• YOUR GOAL
Reproduce each line bearing the word "code".

• INPUT FOR THIS TASK
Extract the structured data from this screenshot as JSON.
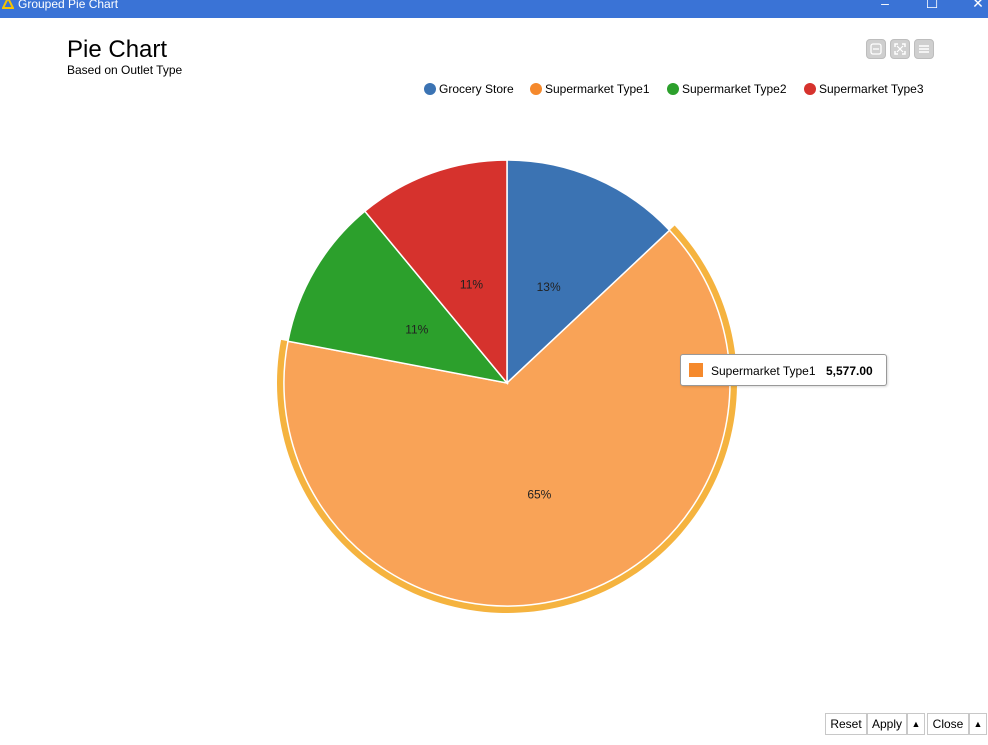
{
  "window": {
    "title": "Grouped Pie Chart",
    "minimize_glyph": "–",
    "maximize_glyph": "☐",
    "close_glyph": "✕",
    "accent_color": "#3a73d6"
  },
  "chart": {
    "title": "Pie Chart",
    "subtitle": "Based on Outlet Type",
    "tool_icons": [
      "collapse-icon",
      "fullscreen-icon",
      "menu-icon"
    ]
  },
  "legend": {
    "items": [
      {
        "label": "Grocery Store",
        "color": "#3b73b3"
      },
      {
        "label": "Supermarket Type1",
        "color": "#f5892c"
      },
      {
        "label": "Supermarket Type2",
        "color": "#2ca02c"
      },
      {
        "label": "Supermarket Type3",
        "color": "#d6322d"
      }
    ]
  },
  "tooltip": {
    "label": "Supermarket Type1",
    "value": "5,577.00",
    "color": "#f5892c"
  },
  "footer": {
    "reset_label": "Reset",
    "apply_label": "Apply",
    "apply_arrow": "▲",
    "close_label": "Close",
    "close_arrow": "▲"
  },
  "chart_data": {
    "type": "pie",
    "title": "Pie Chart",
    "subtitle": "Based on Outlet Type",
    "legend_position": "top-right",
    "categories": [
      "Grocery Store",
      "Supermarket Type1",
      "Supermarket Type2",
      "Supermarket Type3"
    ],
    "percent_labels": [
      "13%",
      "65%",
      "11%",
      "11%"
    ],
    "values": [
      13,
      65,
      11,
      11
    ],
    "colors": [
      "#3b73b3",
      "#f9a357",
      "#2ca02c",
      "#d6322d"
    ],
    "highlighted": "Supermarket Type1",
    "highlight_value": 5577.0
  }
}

* * *

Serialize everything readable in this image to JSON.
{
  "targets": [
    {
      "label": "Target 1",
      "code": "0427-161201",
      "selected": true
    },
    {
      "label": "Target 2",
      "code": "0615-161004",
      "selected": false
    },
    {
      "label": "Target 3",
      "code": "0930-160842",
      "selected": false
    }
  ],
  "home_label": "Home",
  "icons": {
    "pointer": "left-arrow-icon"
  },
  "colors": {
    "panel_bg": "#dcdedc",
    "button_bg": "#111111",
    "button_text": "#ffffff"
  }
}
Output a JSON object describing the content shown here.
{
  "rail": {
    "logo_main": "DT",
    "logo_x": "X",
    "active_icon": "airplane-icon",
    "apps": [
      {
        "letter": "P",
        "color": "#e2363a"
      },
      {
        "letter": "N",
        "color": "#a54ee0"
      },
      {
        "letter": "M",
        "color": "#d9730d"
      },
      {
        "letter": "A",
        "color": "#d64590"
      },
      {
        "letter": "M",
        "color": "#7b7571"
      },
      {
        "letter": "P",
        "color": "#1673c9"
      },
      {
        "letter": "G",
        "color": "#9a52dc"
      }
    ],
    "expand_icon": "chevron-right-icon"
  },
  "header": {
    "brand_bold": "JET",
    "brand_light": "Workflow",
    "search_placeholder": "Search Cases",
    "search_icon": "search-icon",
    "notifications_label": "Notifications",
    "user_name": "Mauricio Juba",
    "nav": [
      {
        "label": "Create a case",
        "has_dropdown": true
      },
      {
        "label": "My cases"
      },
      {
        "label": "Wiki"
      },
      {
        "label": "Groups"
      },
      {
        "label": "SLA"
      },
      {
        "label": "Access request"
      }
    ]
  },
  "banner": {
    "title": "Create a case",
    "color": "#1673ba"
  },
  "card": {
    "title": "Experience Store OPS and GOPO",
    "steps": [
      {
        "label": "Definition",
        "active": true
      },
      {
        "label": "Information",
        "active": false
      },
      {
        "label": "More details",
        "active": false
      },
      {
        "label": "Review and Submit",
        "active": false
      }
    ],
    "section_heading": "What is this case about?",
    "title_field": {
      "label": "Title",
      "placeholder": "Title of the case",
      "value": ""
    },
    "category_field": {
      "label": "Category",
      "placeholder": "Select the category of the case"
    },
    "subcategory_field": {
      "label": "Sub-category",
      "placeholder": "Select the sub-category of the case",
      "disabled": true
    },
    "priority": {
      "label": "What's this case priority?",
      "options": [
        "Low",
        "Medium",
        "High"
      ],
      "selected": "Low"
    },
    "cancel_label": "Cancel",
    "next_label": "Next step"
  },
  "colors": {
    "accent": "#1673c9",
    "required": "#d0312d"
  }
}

• ANSWER TO THE EXERCISE
      "code": "0427-161201",
      "code": "0615-161004",
      "code": "0930-160842",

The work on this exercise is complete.